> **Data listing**
━━━━

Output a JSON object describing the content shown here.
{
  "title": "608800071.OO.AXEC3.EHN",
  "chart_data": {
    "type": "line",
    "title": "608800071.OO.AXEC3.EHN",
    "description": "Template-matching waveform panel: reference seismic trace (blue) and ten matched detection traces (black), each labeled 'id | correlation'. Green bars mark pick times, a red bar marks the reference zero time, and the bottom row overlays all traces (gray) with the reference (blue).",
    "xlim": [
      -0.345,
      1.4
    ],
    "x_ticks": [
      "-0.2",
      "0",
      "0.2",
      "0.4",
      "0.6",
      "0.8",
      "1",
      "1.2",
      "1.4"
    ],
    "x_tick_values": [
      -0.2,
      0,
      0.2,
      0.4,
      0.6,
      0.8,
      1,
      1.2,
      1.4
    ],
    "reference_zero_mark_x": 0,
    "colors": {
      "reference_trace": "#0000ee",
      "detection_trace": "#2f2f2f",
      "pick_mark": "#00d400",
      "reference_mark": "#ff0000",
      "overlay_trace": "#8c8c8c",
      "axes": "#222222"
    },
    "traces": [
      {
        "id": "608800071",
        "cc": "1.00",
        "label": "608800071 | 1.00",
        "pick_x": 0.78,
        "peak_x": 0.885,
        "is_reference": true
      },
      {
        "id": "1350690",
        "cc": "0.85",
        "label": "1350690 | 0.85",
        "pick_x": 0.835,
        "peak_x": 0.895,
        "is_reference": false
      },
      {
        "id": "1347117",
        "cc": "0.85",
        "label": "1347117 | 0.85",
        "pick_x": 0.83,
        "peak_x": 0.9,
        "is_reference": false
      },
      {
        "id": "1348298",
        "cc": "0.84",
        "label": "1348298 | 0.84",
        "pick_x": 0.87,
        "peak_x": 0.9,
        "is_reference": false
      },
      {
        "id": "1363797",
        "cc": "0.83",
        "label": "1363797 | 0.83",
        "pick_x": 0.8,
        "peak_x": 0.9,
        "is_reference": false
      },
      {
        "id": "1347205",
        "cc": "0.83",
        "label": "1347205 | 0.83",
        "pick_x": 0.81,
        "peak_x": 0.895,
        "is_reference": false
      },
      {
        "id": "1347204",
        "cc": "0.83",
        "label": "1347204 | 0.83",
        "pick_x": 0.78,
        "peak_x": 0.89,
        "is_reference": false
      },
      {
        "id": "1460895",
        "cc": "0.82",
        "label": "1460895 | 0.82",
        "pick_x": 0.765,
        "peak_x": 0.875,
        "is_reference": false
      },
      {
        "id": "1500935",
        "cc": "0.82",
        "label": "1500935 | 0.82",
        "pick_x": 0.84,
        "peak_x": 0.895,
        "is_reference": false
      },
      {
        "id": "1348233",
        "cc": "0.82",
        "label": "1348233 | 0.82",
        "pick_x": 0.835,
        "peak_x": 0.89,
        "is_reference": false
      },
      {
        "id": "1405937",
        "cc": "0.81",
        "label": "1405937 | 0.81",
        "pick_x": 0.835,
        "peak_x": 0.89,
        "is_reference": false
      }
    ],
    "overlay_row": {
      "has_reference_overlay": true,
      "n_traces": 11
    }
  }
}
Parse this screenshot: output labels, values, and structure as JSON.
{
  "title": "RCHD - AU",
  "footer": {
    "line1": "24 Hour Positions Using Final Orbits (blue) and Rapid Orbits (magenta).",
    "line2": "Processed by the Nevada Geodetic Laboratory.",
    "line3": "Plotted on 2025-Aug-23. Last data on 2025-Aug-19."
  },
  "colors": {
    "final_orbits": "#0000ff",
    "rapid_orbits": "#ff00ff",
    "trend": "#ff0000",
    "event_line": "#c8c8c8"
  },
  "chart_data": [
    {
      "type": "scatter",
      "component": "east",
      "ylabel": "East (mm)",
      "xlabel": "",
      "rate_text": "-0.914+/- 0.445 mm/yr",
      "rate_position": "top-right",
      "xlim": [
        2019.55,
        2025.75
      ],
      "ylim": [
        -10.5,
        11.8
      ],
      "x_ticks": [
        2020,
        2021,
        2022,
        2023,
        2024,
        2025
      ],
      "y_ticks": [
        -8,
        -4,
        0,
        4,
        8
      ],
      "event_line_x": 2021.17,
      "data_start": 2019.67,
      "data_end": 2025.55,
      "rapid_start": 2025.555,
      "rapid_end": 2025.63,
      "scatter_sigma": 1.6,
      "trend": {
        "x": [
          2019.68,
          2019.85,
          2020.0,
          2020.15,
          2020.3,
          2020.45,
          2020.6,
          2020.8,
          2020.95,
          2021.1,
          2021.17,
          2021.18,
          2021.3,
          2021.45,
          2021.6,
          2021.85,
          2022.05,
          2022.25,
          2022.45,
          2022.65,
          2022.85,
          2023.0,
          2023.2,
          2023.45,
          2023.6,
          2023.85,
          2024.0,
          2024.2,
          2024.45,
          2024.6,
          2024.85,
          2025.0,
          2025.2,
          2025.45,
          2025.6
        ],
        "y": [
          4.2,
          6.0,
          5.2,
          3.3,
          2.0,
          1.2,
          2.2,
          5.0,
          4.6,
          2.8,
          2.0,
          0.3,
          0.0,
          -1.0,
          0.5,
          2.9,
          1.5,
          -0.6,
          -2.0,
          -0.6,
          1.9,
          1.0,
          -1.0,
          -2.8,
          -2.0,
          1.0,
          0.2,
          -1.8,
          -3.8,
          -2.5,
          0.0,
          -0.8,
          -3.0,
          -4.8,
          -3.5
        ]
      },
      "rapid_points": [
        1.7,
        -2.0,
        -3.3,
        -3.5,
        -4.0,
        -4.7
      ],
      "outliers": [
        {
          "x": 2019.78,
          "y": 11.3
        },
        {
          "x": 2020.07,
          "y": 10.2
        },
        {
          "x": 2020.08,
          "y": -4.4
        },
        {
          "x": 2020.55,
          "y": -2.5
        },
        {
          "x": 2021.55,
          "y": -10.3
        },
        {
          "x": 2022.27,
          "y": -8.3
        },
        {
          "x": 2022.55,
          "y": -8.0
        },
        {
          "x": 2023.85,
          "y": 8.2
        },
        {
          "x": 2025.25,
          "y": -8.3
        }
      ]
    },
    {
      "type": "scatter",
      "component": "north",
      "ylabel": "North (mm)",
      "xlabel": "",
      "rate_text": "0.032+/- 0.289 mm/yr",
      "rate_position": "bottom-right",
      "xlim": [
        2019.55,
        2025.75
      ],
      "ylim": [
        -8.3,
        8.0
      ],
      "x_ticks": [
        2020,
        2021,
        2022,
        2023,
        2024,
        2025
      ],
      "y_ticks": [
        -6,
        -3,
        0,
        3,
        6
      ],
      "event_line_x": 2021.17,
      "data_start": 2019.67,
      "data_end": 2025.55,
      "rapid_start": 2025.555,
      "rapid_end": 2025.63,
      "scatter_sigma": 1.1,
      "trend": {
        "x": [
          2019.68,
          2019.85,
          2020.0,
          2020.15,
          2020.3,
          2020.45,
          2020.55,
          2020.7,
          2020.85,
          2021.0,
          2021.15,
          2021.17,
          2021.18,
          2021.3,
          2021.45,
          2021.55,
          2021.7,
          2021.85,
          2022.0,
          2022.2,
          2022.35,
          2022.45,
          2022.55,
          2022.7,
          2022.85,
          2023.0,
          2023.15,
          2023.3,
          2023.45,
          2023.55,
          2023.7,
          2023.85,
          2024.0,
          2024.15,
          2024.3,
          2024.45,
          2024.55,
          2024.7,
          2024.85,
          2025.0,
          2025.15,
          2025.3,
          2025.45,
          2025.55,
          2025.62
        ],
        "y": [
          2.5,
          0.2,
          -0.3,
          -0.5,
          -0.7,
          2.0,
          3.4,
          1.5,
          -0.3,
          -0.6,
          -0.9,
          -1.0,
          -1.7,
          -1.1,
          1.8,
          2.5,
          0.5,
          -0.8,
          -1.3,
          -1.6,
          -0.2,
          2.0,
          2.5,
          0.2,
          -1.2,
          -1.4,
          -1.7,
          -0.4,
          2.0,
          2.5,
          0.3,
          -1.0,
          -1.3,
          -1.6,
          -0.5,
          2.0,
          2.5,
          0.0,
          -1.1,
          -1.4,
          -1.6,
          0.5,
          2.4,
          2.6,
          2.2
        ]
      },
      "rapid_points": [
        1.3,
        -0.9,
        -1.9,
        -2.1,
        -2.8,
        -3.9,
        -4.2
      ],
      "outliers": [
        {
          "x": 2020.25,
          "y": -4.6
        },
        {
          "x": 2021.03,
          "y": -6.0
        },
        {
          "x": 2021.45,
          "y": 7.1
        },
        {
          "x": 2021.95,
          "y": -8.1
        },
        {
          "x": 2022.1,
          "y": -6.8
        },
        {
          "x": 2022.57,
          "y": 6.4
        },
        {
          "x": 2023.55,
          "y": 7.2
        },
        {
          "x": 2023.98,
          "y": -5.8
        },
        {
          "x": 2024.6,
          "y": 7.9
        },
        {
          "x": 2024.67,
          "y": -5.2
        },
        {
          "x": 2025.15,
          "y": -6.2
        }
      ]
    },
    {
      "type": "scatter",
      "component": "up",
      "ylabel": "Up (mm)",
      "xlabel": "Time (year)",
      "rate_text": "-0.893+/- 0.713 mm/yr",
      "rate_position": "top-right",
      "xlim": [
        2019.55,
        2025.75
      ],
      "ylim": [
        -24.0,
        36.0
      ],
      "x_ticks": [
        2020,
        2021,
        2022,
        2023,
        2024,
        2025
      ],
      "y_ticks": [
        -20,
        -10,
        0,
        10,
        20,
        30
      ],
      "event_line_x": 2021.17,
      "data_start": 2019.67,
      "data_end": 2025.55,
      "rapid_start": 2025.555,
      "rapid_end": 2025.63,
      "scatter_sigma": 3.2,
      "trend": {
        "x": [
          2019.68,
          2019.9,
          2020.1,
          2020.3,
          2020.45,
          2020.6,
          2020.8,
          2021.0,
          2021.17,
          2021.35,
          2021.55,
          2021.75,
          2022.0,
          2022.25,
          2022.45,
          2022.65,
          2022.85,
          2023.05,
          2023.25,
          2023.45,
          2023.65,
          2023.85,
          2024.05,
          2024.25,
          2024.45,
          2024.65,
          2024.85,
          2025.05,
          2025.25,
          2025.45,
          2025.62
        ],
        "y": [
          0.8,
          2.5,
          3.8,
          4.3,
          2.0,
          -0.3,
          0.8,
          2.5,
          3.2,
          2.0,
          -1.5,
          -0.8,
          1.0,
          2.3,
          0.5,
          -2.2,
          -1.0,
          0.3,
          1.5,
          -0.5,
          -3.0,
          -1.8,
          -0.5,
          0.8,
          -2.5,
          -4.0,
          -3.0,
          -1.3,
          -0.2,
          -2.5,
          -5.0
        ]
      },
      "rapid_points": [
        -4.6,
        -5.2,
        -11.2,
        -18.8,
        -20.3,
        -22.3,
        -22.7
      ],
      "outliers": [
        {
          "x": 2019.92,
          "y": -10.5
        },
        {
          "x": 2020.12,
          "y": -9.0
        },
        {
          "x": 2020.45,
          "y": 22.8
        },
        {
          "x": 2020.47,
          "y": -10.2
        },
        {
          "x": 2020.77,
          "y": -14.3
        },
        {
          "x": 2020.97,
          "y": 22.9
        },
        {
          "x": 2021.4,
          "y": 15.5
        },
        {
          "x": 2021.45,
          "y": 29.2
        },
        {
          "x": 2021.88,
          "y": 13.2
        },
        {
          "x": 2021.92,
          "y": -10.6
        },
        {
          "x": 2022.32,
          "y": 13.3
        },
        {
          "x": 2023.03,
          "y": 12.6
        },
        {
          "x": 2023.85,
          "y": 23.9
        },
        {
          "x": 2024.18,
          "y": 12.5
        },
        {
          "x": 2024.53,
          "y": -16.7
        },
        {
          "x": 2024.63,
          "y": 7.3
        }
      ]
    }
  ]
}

━━━━

> **Requirement**
Pick out and copy the lines of the material that include the word "title".

> **Task answer**
  "title": "608800071.OO.AXEC3.EHN",
    "title": "608800071.OO.AXEC3.EHN",
  "title": "RCHD - AU",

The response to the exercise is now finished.